Records for the exercise.
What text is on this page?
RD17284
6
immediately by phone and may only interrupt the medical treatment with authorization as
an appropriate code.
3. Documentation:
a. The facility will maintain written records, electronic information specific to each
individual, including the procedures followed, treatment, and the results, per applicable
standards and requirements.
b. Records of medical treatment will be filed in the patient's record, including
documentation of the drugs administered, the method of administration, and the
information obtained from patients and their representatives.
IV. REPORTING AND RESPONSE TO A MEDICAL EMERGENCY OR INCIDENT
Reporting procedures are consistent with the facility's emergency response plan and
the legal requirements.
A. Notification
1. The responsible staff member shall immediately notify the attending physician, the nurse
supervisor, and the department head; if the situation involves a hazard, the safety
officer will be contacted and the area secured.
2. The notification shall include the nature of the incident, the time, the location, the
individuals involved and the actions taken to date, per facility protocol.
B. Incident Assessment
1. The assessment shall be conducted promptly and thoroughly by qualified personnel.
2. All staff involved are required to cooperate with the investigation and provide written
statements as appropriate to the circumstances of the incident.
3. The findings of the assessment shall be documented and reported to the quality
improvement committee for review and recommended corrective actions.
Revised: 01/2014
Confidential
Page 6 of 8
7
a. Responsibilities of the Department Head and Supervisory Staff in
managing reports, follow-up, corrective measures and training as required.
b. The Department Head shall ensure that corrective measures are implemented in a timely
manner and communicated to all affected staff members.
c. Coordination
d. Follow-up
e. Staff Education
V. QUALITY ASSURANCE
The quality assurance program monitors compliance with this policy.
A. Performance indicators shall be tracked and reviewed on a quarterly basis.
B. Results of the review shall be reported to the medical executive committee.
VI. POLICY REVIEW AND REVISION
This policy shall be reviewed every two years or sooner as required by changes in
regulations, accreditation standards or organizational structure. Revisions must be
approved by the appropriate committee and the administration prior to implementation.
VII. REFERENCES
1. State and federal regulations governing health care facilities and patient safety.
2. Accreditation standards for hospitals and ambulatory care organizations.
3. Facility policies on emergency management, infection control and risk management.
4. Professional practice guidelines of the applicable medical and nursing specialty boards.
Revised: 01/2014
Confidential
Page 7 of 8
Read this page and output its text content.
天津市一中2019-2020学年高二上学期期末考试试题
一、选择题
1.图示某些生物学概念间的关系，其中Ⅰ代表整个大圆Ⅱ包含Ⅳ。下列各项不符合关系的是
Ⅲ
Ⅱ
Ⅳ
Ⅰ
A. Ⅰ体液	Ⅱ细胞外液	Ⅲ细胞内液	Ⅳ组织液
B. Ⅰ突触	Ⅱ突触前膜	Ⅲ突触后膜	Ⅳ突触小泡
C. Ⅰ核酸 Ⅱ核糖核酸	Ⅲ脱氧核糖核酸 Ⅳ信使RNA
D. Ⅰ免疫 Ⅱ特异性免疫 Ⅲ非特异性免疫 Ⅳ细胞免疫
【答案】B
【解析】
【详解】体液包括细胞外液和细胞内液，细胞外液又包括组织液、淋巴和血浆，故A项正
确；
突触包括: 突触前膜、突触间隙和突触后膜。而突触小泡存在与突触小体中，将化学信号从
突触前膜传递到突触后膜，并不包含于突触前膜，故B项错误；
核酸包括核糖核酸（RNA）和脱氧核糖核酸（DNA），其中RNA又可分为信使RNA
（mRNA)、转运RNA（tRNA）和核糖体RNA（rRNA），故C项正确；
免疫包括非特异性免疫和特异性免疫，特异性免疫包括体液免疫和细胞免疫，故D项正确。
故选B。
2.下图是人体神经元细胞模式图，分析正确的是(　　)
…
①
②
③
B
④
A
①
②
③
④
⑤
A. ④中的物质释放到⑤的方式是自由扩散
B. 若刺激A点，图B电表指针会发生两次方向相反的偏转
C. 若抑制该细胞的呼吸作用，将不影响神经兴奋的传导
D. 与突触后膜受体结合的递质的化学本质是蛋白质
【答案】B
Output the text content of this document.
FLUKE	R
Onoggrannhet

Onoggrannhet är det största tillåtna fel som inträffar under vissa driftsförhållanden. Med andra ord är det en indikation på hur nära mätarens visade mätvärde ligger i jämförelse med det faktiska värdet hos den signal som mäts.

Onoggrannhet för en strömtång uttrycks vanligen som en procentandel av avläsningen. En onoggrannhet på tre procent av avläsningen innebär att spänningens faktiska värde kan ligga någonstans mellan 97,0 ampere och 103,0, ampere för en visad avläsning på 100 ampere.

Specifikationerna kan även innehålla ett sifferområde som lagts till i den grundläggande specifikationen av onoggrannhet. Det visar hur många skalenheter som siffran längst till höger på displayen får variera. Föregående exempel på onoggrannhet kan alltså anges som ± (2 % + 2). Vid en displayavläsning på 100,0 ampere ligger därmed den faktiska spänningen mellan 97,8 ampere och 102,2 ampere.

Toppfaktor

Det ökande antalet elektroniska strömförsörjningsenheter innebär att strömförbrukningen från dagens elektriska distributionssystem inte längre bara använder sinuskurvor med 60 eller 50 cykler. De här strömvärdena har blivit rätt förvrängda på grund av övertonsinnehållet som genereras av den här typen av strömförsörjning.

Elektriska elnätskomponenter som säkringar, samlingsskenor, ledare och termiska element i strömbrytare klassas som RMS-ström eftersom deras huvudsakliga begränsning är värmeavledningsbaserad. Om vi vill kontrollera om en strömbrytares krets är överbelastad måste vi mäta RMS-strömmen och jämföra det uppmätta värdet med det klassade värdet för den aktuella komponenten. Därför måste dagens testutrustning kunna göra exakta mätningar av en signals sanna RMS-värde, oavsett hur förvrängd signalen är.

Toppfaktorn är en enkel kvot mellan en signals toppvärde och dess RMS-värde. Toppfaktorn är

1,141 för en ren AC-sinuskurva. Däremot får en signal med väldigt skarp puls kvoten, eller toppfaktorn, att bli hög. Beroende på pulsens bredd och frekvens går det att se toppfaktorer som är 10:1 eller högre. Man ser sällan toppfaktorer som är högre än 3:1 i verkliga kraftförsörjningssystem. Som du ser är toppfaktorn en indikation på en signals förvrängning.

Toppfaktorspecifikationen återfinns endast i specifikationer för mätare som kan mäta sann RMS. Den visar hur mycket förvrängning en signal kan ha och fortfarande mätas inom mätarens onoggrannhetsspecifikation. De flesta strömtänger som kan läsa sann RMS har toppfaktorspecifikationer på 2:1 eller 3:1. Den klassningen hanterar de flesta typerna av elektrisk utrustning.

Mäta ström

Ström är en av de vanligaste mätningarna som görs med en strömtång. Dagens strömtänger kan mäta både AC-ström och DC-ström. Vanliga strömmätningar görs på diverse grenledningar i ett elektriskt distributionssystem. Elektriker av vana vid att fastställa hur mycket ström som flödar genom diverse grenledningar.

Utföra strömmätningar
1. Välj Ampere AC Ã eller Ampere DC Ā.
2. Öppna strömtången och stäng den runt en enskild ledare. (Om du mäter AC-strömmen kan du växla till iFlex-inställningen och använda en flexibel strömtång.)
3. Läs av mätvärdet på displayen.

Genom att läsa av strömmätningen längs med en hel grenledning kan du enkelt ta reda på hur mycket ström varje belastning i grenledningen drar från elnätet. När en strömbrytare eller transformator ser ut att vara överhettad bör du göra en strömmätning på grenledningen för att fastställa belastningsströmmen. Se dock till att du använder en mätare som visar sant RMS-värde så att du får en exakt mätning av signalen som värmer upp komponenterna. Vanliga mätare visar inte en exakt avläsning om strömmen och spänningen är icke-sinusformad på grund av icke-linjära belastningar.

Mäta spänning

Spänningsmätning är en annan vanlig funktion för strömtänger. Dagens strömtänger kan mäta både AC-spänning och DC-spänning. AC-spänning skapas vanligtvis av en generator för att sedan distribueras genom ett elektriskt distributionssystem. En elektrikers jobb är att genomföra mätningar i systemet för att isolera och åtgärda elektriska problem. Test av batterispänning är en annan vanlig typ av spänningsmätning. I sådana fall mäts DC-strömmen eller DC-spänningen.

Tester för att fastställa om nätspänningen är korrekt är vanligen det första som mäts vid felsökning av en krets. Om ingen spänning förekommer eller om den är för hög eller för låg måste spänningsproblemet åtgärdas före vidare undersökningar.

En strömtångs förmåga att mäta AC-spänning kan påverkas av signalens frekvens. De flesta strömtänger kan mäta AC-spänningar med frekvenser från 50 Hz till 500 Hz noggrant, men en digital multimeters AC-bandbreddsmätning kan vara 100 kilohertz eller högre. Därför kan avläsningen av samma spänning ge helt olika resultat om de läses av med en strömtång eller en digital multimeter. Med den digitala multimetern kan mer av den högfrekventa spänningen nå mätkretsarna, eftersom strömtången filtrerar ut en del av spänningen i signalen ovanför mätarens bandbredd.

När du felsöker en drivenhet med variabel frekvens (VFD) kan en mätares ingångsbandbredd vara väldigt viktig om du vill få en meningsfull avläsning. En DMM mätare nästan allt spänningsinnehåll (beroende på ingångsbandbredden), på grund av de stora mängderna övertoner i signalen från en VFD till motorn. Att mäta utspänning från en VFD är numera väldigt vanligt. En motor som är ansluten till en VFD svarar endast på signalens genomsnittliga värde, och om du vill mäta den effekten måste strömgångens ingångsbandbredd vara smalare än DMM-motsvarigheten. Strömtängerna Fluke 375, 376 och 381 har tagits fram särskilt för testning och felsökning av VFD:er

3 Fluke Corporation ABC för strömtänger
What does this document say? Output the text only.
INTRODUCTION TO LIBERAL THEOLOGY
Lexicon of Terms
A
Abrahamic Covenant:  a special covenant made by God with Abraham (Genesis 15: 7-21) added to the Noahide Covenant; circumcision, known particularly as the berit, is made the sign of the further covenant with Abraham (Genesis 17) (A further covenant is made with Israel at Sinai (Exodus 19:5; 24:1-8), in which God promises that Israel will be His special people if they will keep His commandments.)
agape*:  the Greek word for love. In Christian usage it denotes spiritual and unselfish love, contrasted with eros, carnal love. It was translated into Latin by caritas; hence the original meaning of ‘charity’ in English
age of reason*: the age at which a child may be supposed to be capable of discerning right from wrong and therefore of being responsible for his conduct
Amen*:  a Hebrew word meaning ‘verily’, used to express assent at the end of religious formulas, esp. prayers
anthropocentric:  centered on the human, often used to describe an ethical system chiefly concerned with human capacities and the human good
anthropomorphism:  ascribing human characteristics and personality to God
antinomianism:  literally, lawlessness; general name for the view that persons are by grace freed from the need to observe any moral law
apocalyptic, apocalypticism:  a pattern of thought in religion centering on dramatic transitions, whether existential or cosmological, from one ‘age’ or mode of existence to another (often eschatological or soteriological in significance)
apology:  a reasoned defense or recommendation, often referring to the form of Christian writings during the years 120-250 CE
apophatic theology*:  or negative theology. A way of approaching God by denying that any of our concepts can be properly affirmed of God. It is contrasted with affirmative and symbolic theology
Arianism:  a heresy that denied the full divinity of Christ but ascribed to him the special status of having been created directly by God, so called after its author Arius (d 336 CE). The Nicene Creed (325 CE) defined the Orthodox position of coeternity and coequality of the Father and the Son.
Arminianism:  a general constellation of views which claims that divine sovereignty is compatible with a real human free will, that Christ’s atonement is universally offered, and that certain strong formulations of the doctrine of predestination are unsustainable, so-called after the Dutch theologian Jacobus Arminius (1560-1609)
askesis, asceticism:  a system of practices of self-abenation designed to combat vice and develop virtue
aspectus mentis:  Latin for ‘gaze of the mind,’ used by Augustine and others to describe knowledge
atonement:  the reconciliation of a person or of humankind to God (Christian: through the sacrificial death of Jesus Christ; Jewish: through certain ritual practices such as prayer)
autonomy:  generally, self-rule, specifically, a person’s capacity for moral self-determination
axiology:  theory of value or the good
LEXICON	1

About this exercise. Collect the lines of the data that carry the word "treatment".

Written answer.
immediately by phone and may only interrupt the medical treatment with authorization as
individual, including the procedures followed, treatment, and the results, per applicable
b. Records of medical treatment will be filed in the patient's record, including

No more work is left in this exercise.